▸ Records excerpted from a collection:
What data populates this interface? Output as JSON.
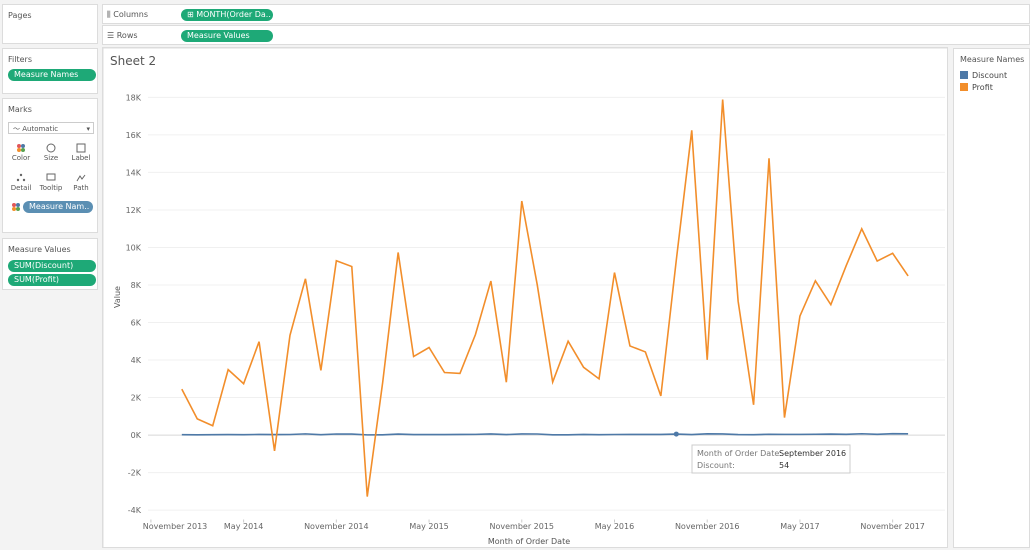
{
  "ui": {
    "pages": "Pages",
    "columns_label": "Columns",
    "columns_pill": "MONTH(Order Da..",
    "rows_label": "Rows",
    "rows_pill": "Measure Values",
    "filters": "Filters",
    "filter_pill": "Measure Names",
    "marks": "Marks",
    "mark_type": "Automatic",
    "mark_cards": [
      "Color",
      "Size",
      "Label",
      "Detail",
      "Tooltip",
      "Path"
    ],
    "marks_pill": "Measure Nam..",
    "measure_values": "Measure Values",
    "measure_pills": [
      "SUM(Discount)",
      "SUM(Profit)"
    ]
  },
  "chart_data": {
    "type": "line",
    "title": "Sheet 2",
    "x_label": "Month of Order Date",
    "y_label": "Value",
    "legend_title": "Measure Names",
    "x": [
      "2014-01",
      "2014-02",
      "2014-03",
      "2014-04",
      "2014-05",
      "2014-06",
      "2014-07",
      "2014-08",
      "2014-09",
      "2014-10",
      "2014-11",
      "2014-12",
      "2015-01",
      "2015-02",
      "2015-03",
      "2015-04",
      "2015-05",
      "2015-06",
      "2015-07",
      "2015-08",
      "2015-09",
      "2015-10",
      "2015-11",
      "2015-12",
      "2016-01",
      "2016-02",
      "2016-03",
      "2016-04",
      "2016-05",
      "2016-06",
      "2016-07",
      "2016-08",
      "2016-09",
      "2016-10",
      "2016-11",
      "2016-12",
      "2017-01",
      "2017-02",
      "2017-03",
      "2017-04",
      "2017-05",
      "2017-06",
      "2017-07",
      "2017-08",
      "2017-09",
      "2017-10",
      "2017-11",
      "2017-12"
    ],
    "xlim": [
      "2013-09",
      "2018-02"
    ],
    "xticks": [
      {
        "value": "2013-11",
        "label": "November 2013"
      },
      {
        "value": "2014-05",
        "label": "May 2014"
      },
      {
        "value": "2014-11",
        "label": "November 2014"
      },
      {
        "value": "2015-05",
        "label": "May 2015"
      },
      {
        "value": "2015-11",
        "label": "November 2015"
      },
      {
        "value": "2016-05",
        "label": "May 2016"
      },
      {
        "value": "2016-11",
        "label": "November 2016"
      },
      {
        "value": "2017-05",
        "label": "May 2017"
      },
      {
        "value": "2017-11",
        "label": "November 2017"
      }
    ],
    "ylim": [
      -4500,
      18500
    ],
    "yticks": [
      {
        "value": -4000,
        "label": "-4K"
      },
      {
        "value": -2000,
        "label": "-2K"
      },
      {
        "value": 0,
        "label": "0K"
      },
      {
        "value": 2000,
        "label": "2K"
      },
      {
        "value": 4000,
        "label": "4K"
      },
      {
        "value": 6000,
        "label": "6K"
      },
      {
        "value": 8000,
        "label": "8K"
      },
      {
        "value": 10000,
        "label": "10K"
      },
      {
        "value": 12000,
        "label": "12K"
      },
      {
        "value": 14000,
        "label": "14K"
      },
      {
        "value": 16000,
        "label": "16K"
      },
      {
        "value": 18000,
        "label": "18K"
      }
    ],
    "grid": true,
    "series": [
      {
        "name": "Discount",
        "color": "#4e79a7",
        "values": [
          21,
          15,
          23,
          25,
          22,
          34,
          28,
          31,
          64,
          22,
          57,
          54,
          11,
          13,
          52,
          28,
          26,
          29,
          33,
          38,
          62,
          27,
          63,
          57,
          14,
          16,
          33,
          22,
          31,
          36,
          32,
          34,
          54,
          30,
          65,
          62,
          26,
          21,
          44,
          38,
          38,
          44,
          52,
          39,
          70,
          43,
          72,
          66
        ]
      },
      {
        "name": "Profit",
        "color": "#f28e2b",
        "values": [
          2450,
          862,
          499,
          3489,
          2739,
          4977,
          -841,
          5318,
          8329,
          3448,
          9292,
          8984,
          -3281,
          2814,
          9732,
          4187,
          4668,
          3335,
          3289,
          5355,
          8210,
          2817,
          12474,
          8016,
          2825,
          5004,
          3612,
          2997,
          8662,
          4750,
          4432,
          2085,
          9329,
          16243,
          4012,
          17885,
          7140,
          1614,
          14752,
          933,
          6343,
          8223,
          6953,
          9040,
          10991,
          9275,
          9690,
          8483
        ]
      }
    ]
  },
  "tooltip": {
    "month_label": "Month of Order Date:",
    "month": "September 2016",
    "value_label": "Discount:"
  }
}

▸ What to produce:
Identify and extract each line of the listing that contains "Discount".

▸ Complete output:
      "SUM(Discount)",
        "name": "Discount",
    "value_label": "Discount:"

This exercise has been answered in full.